* **TASK PROMPT**:
Count how many lines hold the word "mamma" and give that number as the whole answer.

[Stored records]
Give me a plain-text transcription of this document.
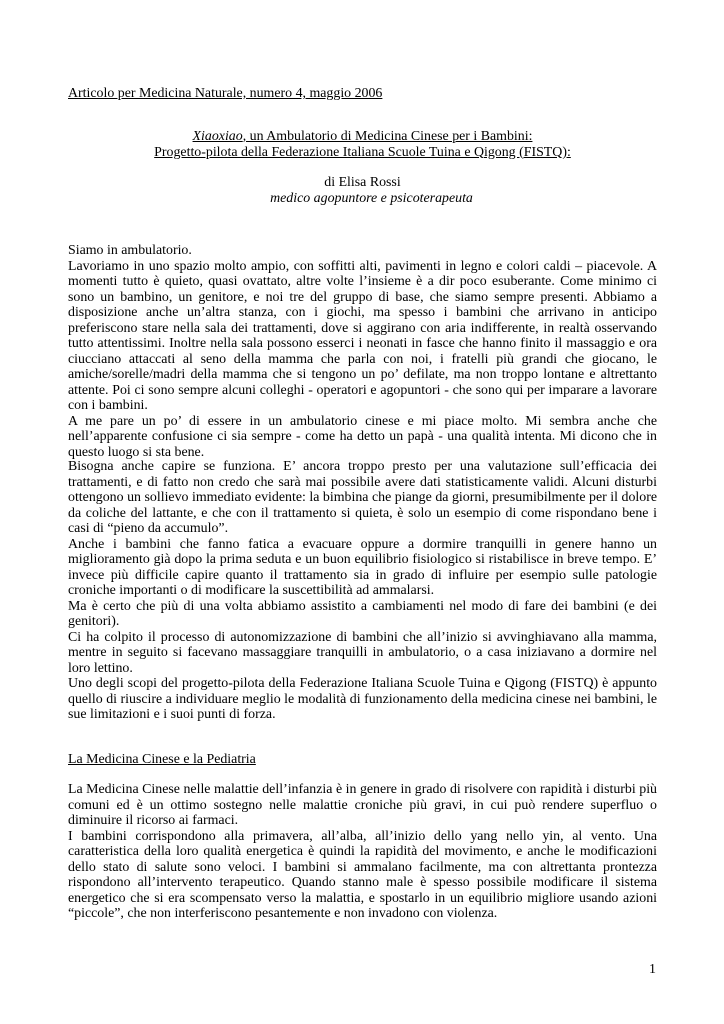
Articolo per Medicina Naturale, numero 4, maggio 2006
Xiaoxiao, un Ambulatorio di Medicina Cinese per i Bambini:
Progetto-pilota della Federazione Italiana Scuole Tuina e Qigong (FISTQ):
di Elisa Rossi
medico agopuntore e psicoterapeuta

Siamo in ambulatorio.

Lavoriamo in uno spazio molto ampio, con soffitti alti, pavimenti in legno e colori caldi – piacevole. A momenti tutto è quieto, quasi ovattato, altre volte l’insieme è a dir poco esuberante. Come minimo ci sono un bambino, un genitore, e noi tre del gruppo di base, che siamo sempre presenti. Abbiamo a disposizione anche un’altra stanza, con i giochi, ma spesso i bambini che arrivano in anticipo preferiscono stare nella sala dei trattamenti, dove si aggirano con aria indifferente, in realtà osservando tutto attentissimi. Inoltre nella sala possono esserci i neonati in fasce che hanno finito il massaggio e ora ciucciano attaccati al seno della mamma che parla con noi, i fratelli più grandi che giocano, le amiche/sorelle/madri della mamma che si tengono un po’ defilate, ma non troppo lontane e altrettanto attente. Poi ci sono sempre alcuni colleghi - operatori e agopuntori - che sono qui per imparare a lavorare con i bambini.

A me pare un po’ di essere in un ambulatorio cinese e mi piace molto. Mi sembra anche che nell’apparente confusione ci sia sempre - come ha detto un papà - una qualità intenta. Mi dicono che in questo luogo si sta bene.

Bisogna anche capire se funziona. E’ ancora troppo presto per una valutazione sull’efficacia dei trattamenti, e di fatto non credo che sarà mai possibile avere dati statisticamente validi. Alcuni disturbi ottengono un sollievo immediato evidente: la bimbina che piange da giorni, presumibilmente per il dolore da coliche del lattante, e che con il trattamento si quieta, è solo un esempio di come rispondano bene i casi di “pieno da accumulo”.

Anche i bambini che fanno fatica a evacuare oppure a dormire tranquilli in genere hanno un miglioramento già dopo la prima seduta e un buon equilibrio fisiologico si ristabilisce in breve tempo. E’ invece più difficile capire quanto il trattamento sia in grado di influire per esempio sulle patologie croniche importanti o di modificare la suscettibilità ad ammalarsi.

Ma è certo che più di una volta abbiamo assistito a cambiamenti nel modo di fare dei bambini (e dei genitori).

Ci ha colpito il processo di autonomizzazione di bambini che all’inizio si avvinghiavano alla mamma, mentre in seguito si facevano massaggiare tranquilli in ambulatorio, o a casa iniziavano a dormire nel loro lettino.

Uno degli scopi del progetto-pilota della Federazione Italiana Scuole Tuina e Qigong (FISTQ) è appunto quello di riuscire a individuare meglio le modalità di funzionamento della medicina cinese nei bambini, le sue limitazioni e i suoi punti di forza.

La Medicina Cinese e la Pediatria

La Medicina Cinese nelle malattie dell’infanzia è in genere in grado di risolvere con rapidità i disturbi più comuni ed è un ottimo sostegno nelle malattie croniche più gravi, in cui può rendere superfluo o diminuire il ricorso ai farmaci.

I bambini corrispondono alla primavera, all’alba, all’inizio dello yang nello yin, al vento. Una caratteristica della loro qualità energetica è quindi la rapidità del movimento, e anche le modificazioni dello stato di salute sono veloci. I bambini si ammalano facilmente, ma con altrettanta prontezza rispondono all’intervento terapeutico. Quando stanno male è spesso possibile modificare il sistema energetico che si era scompensato verso la malattia, e spostarlo in un equilibrio migliore usando azioni “piccole”, che non interferiscono pesantemente e non invadono con violenza.

1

* **CORRECT ANSWER**:
2